§ **AIM OF THE TASK**: Make an exact transcription of the material, leaving out all images.

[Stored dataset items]
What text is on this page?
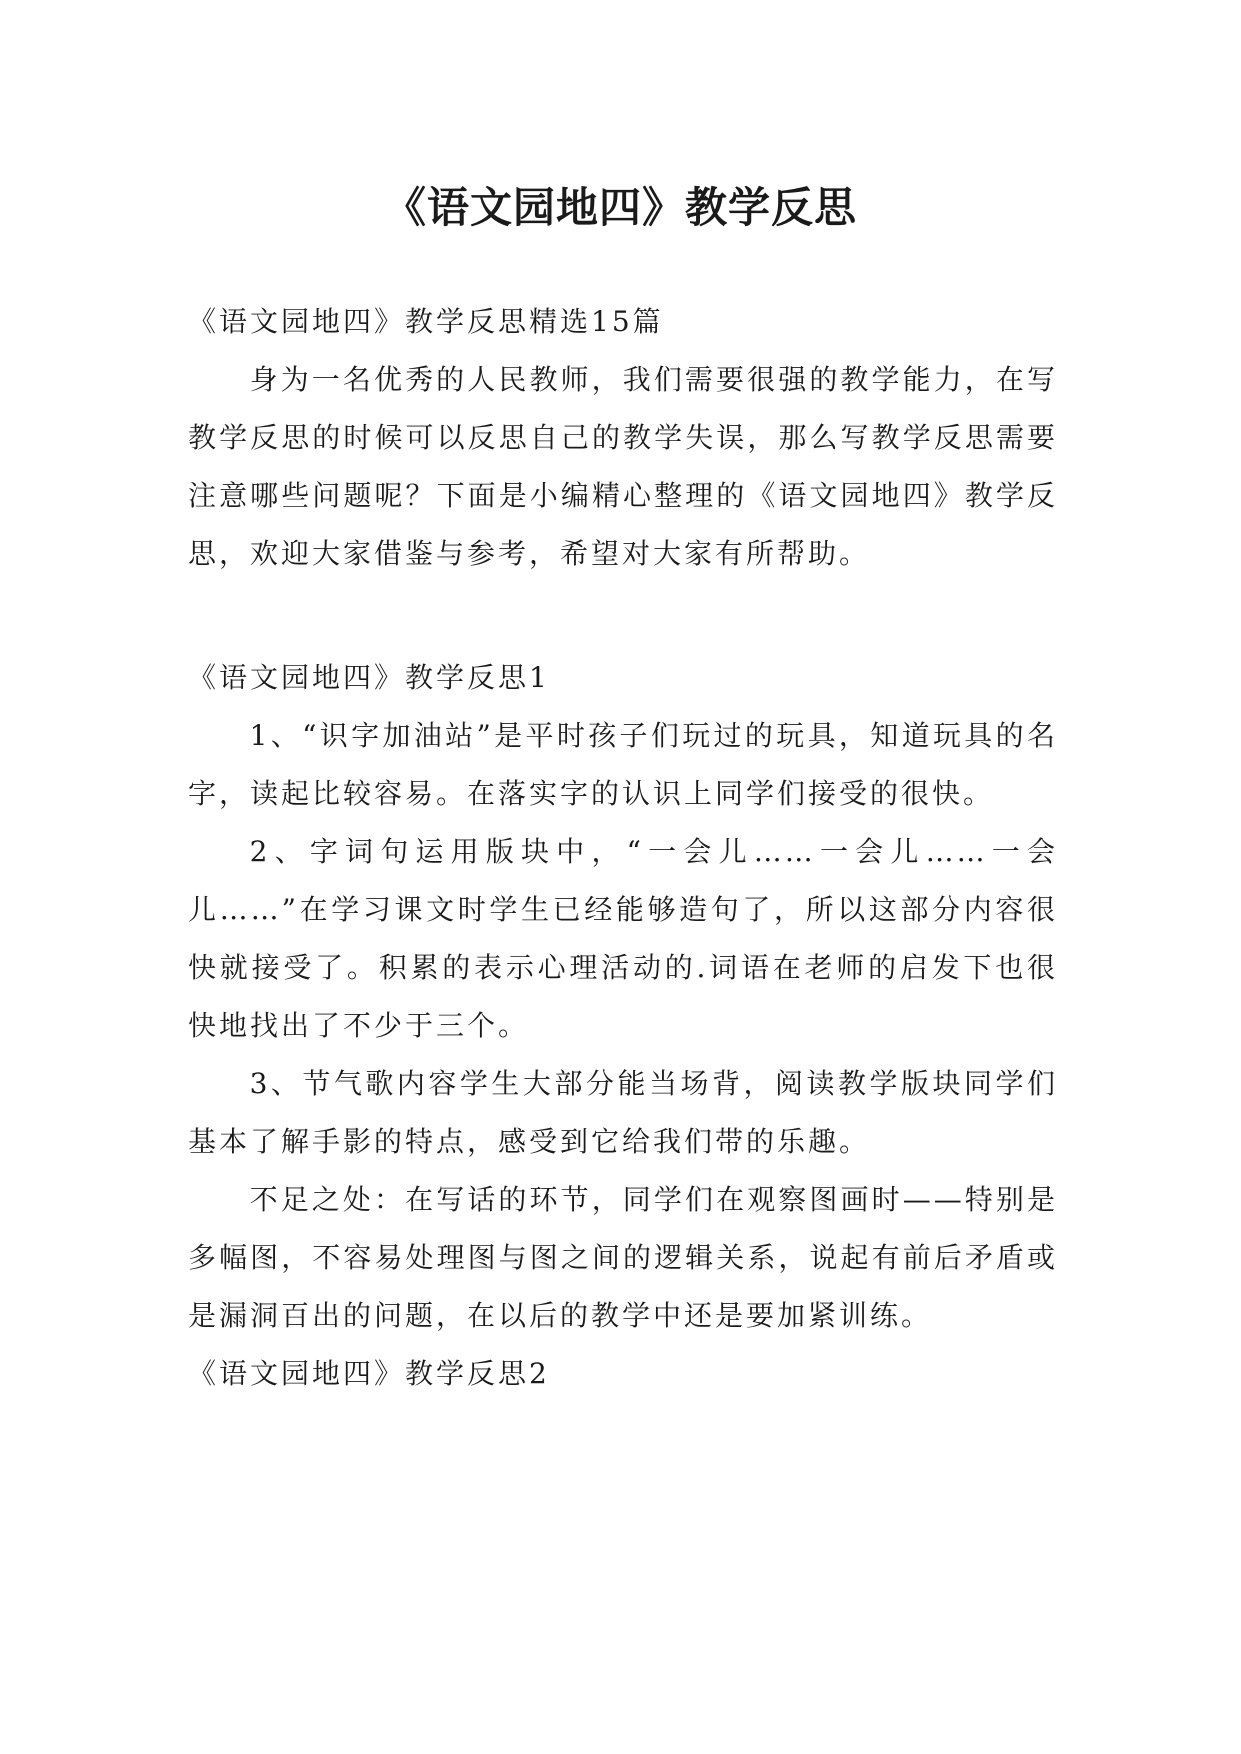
《语文园地四》教学反思

《语文园地四》教学反思精选15篇

身为一名优秀的人民教师，我们需要很强的教学能力，在写教学反思的时候可以反思自己的教学失误，那么写教学反思需要注意哪些问题呢？下面是小编精心整理的《语文园地四》教学反思，欢迎大家借鉴与参考，希望对大家有所帮助。

《语文园地四》教学反思1

1、“识字加油站”是平时孩子们玩过的玩具，知道玩具的名字，读起比较容易。在落实字的认识上同学们接受的很快。

2、字词句运用版块中，“一会儿……一会儿……一会儿……”在学习课文时学生已经能够造句了，所以这部分内容很快就接受了。积累的表示心理活动的.词语在老师的启发下也很快地找出了不少于三个。

3、节气歌内容学生大部分能当场背，阅读教学版块同学们基本了解手影的特点，感受到它给我们带的乐趣。

不足之处：在写话的环节，同学们在观察图画时——特别是多幅图，不容易处理图与图之间的逻辑关系，说起有前后矛盾或是漏洞百出的问题，在以后的教学中还是要加紧训练。

《语文园地四》教学反思2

§ **CORRECT ANSWER**:
What text is on this page?
《语文园地四》教学反思

《语文园地四》教学反思精选15篇

身为一名优秀的人民教师，我们需要很强的教学能力，在写教学反思的时候可以反思自己的教学失误，那么写教学反思需要注意哪些问题呢？下面是小编精心整理的《语文园地四》教学反思，欢迎大家借鉴与参考，希望对大家有所帮助。

《语文园地四》教学反思1

1、“识字加油站”是平时孩子们玩过的玩具，知道玩具的名字，读起比较容易。在落实字的认识上同学们接受的很快。

2、字词句运用版块中，“一会儿……一会儿……一会儿……”在学习课文时学生已经能够造句了，所以这部分内容很快就接受了。积累的表示心理活动的.词语在老师的启发下也很快地找出了不少于三个。

3、节气歌内容学生大部分能当场背，阅读教学版块同学们基本了解手影的特点，感受到它给我们带的乐趣。

不足之处：在写话的环节，同学们在观察图画时——特别是多幅图，不容易处理图与图之间的逻辑关系，说起有前后矛盾或是漏洞百出的问题，在以后的教学中还是要加紧训练。

《语文园地四》教学反思2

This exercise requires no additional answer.